- [WHAT THE TASK REQUIRES]: Word for word, restate every entry shown below.
-------- DATA PROVIDED
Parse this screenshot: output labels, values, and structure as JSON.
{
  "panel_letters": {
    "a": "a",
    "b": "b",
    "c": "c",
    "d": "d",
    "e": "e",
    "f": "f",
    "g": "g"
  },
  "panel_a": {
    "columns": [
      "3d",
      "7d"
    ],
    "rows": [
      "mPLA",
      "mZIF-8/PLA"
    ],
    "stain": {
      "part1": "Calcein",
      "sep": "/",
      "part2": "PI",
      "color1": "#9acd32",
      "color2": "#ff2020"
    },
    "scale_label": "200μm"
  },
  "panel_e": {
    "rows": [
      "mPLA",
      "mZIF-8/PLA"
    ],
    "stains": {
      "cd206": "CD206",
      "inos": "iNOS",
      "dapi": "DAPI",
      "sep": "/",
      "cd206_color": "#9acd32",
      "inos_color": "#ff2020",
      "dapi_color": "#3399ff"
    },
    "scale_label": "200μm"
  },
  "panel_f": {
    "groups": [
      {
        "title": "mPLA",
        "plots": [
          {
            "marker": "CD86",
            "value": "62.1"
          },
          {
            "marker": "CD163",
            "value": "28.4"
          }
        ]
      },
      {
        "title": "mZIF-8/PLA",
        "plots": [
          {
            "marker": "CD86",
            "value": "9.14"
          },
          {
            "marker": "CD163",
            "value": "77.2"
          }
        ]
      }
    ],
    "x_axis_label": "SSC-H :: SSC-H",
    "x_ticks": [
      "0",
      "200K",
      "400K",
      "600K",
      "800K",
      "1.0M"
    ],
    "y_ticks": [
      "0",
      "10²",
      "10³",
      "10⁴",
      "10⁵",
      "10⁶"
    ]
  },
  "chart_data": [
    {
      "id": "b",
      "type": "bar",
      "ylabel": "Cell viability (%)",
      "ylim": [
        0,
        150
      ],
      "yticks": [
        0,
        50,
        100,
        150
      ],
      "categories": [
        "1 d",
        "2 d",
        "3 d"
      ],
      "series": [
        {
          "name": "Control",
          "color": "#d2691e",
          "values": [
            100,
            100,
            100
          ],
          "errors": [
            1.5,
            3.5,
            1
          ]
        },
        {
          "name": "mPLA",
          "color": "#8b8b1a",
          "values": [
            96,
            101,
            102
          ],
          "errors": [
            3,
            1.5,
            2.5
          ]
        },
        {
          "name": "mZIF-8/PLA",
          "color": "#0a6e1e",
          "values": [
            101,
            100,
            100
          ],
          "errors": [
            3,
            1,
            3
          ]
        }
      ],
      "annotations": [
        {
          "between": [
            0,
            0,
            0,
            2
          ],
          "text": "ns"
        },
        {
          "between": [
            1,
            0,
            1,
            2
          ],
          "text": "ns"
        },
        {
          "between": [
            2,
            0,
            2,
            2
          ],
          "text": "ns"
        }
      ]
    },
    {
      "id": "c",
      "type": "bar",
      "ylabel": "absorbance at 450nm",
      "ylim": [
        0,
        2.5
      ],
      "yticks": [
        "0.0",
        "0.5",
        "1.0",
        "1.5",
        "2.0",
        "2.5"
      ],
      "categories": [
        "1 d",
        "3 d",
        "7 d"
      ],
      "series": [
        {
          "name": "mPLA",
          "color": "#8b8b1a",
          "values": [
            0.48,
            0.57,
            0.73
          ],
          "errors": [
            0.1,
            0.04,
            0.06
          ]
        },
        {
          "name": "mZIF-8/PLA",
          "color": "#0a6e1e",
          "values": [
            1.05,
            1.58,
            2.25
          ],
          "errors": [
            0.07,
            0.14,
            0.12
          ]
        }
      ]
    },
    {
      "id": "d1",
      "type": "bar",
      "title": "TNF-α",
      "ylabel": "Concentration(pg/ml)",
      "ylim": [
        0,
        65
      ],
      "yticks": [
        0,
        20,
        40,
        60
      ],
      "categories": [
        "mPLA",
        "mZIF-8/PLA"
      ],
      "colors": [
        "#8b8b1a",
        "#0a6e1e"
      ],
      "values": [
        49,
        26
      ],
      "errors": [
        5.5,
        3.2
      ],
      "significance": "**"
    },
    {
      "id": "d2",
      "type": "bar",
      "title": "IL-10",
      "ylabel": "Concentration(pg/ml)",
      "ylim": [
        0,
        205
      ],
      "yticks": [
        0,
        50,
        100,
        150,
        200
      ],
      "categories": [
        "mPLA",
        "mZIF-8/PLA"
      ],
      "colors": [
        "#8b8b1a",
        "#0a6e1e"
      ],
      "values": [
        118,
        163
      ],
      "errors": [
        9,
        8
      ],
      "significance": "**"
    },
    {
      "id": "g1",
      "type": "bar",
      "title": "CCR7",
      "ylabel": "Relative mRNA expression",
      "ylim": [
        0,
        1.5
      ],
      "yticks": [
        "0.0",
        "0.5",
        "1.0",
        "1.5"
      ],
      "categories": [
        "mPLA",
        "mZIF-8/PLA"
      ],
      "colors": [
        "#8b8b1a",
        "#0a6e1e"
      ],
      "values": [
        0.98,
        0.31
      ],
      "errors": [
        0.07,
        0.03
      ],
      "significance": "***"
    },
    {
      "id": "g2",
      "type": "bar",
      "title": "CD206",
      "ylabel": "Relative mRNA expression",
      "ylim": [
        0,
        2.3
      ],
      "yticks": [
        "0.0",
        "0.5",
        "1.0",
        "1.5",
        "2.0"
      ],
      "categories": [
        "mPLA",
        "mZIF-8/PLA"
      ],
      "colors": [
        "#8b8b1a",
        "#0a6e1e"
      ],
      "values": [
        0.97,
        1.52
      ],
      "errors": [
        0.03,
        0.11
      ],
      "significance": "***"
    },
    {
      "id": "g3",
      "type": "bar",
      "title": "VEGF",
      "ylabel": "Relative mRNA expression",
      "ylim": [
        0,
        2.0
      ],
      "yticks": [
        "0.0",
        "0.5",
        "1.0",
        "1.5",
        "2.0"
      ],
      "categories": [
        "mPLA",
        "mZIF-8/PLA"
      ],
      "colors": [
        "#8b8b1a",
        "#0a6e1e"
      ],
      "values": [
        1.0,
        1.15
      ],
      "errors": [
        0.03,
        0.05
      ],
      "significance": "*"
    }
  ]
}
----------------
- [THE COMPLETED TASK]:
Parse this screenshot: output labels, values, and structure as JSON.
{
  "panel_letters": {
    "a": "a",
    "b": "b",
    "c": "c",
    "d": "d",
    "e": "e",
    "f": "f",
    "g": "g"
  },
  "panel_a": {
    "columns": [
      "3d",
      "7d"
    ],
    "rows": [
      "mPLA",
      "mZIF-8/PLA"
    ],
    "stain": {
      "part1": "Calcein",
      "sep": "/",
      "part2": "PI",
      "color1": "#9acd32",
      "color2": "#ff2020"
    },
    "scale_label": "200μm"
  },
  "panel_e": {
    "rows": [
      "mPLA",
      "mZIF-8/PLA"
    ],
    "stains": {
      "cd206": "CD206",
      "inos": "iNOS",
      "dapi": "DAPI",
      "sep": "/",
      "cd206_color": "#9acd32",
      "inos_color": "#ff2020",
      "dapi_color": "#3399ff"
    },
    "scale_label": "200μm"
  },
  "panel_f": {
    "groups": [
      {
        "title": "mPLA",
        "plots": [
          {
            "marker": "CD86",
            "value": "62.1"
          },
          {
            "marker": "CD163",
            "value": "28.4"
          }
        ]
      },
      {
        "title": "mZIF-8/PLA",
        "plots": [
          {
            "marker": "CD86",
            "value": "9.14"
          },
          {
            "marker": "CD163",
            "value": "77.2"
          }
        ]
      }
    ],
    "x_axis_label": "SSC-H :: SSC-H",
    "x_ticks": [
      "0",
      "200K",
      "400K",
      "600K",
      "800K",
      "1.0M"
    ],
    "y_ticks": [
      "0",
      "10²",
      "10³",
      "10⁴",
      "10⁵",
      "10⁶"
    ]
  },
  "chart_data": [
    {
      "id": "b",
      "type": "bar",
      "ylabel": "Cell viability (%)",
      "ylim": [
        0,
        150
      ],
      "yticks": [
        0,
        50,
        100,
        150
      ],
      "categories": [
        "1 d",
        "2 d",
        "3 d"
      ],
      "series": [
        {
          "name": "Control",
          "color": "#d2691e",
          "values": [
            100,
            100,
            100
          ],
          "errors": [
            1.5,
            3.5,
            1
          ]
        },
        {
          "name": "mPLA",
          "color": "#8b8b1a",
          "values": [
            96,
            101,
            102
          ],
          "errors": [
            3,
            1.5,
            2.5
          ]
        },
        {
          "name": "mZIF-8/PLA",
          "color": "#0a6e1e",
          "values": [
            101,
            100,
            100
          ],
          "errors": [
            3,
            1,
            3
          ]
        }
      ],
      "annotations": [
        {
          "between": [
            0,
            0,
            0,
            2
          ],
          "text": "ns"
        },
        {
          "between": [
            1,
            0,
            1,
            2
          ],
          "text": "ns"
        },
        {
          "between": [
            2,
            0,
            2,
            2
          ],
          "text": "ns"
        }
      ]
    },
    {
      "id": "c",
      "type": "bar",
      "ylabel": "absorbance at 450nm",
      "ylim": [
        0,
        2.5
      ],
      "yticks": [
        "0.0",
        "0.5",
        "1.0",
        "1.5",
        "2.0",
        "2.5"
      ],
      "categories": [
        "1 d",
        "3 d",
        "7 d"
      ],
      "series": [
        {
          "name": "mPLA",
          "color": "#8b8b1a",
          "values": [
            0.48,
            0.57,
            0.73
          ],
          "errors": [
            0.1,
            0.04,
            0.06
          ]
        },
        {
          "name": "mZIF-8/PLA",
          "color": "#0a6e1e",
          "values": [
            1.05,
            1.58,
            2.25
          ],
          "errors": [
            0.07,
            0.14,
            0.12
          ]
        }
      ]
    },
    {
      "id": "d1",
      "type": "bar",
      "title": "TNF-α",
      "ylabel": "Concentration(pg/ml)",
      "ylim": [
        0,
        65
      ],
      "yticks": [
        0,
        20,
        40,
        60
      ],
      "categories": [
        "mPLA",
        "mZIF-8/PLA"
      ],
      "colors": [
        "#8b8b1a",
        "#0a6e1e"
      ],
      "values": [
        49,
        26
      ],
      "errors": [
        5.5,
        3.2
      ],
      "significance": "**"
    },
    {
      "id": "d2",
      "type": "bar",
      "title": "IL-10",
      "ylabel": "Concentration(pg/ml)",
      "ylim": [
        0,
        205
      ],
      "yticks": [
        0,
        50,
        100,
        150,
        200
      ],
      "categories": [
        "mPLA",
        "mZIF-8/PLA"
      ],
      "colors": [
        "#8b8b1a",
        "#0a6e1e"
      ],
      "values": [
        118,
        163
      ],
      "errors": [
        9,
        8
      ],
      "significance": "**"
    },
    {
      "id": "g1",
      "type": "bar",
      "title": "CCR7",
      "ylabel": "Relative mRNA expression",
      "ylim": [
        0,
        1.5
      ],
      "yticks": [
        "0.0",
        "0.5",
        "1.0",
        "1.5"
      ],
      "categories": [
        "mPLA",
        "mZIF-8/PLA"
      ],
      "colors": [
        "#8b8b1a",
        "#0a6e1e"
      ],
      "values": [
        0.98,
        0.31
      ],
      "errors": [
        0.07,
        0.03
      ],
      "significance": "***"
    },
    {
      "id": "g2",
      "type": "bar",
      "title": "CD206",
      "ylabel": "Relative mRNA expression",
      "ylim": [
        0,
        2.3
      ],
      "yticks": [
        "0.0",
        "0.5",
        "1.0",
        "1.5",
        "2.0"
      ],
      "categories": [
        "mPLA",
        "mZIF-8/PLA"
      ],
      "colors": [
        "#8b8b1a",
        "#0a6e1e"
      ],
      "values": [
        0.97,
        1.52
      ],
      "errors": [
        0.03,
        0.11
      ],
      "significance": "***"
    },
    {
      "id": "g3",
      "type": "bar",
      "title": "VEGF",
      "ylabel": "Relative mRNA expression",
      "ylim": [
        0,
        2.0
      ],
      "yticks": [
        "0.0",
        "0.5",
        "1.0",
        "1.5",
        "2.0"
      ],
      "categories": [
        "mPLA",
        "mZIF-8/PLA"
      ],
      "colors": [
        "#8b8b1a",
        "#0a6e1e"
      ],
      "values": [
        1.0,
        1.15
      ],
      "errors": [
        0.03,
        0.05
      ],
      "significance": "*"
    }
  ]
}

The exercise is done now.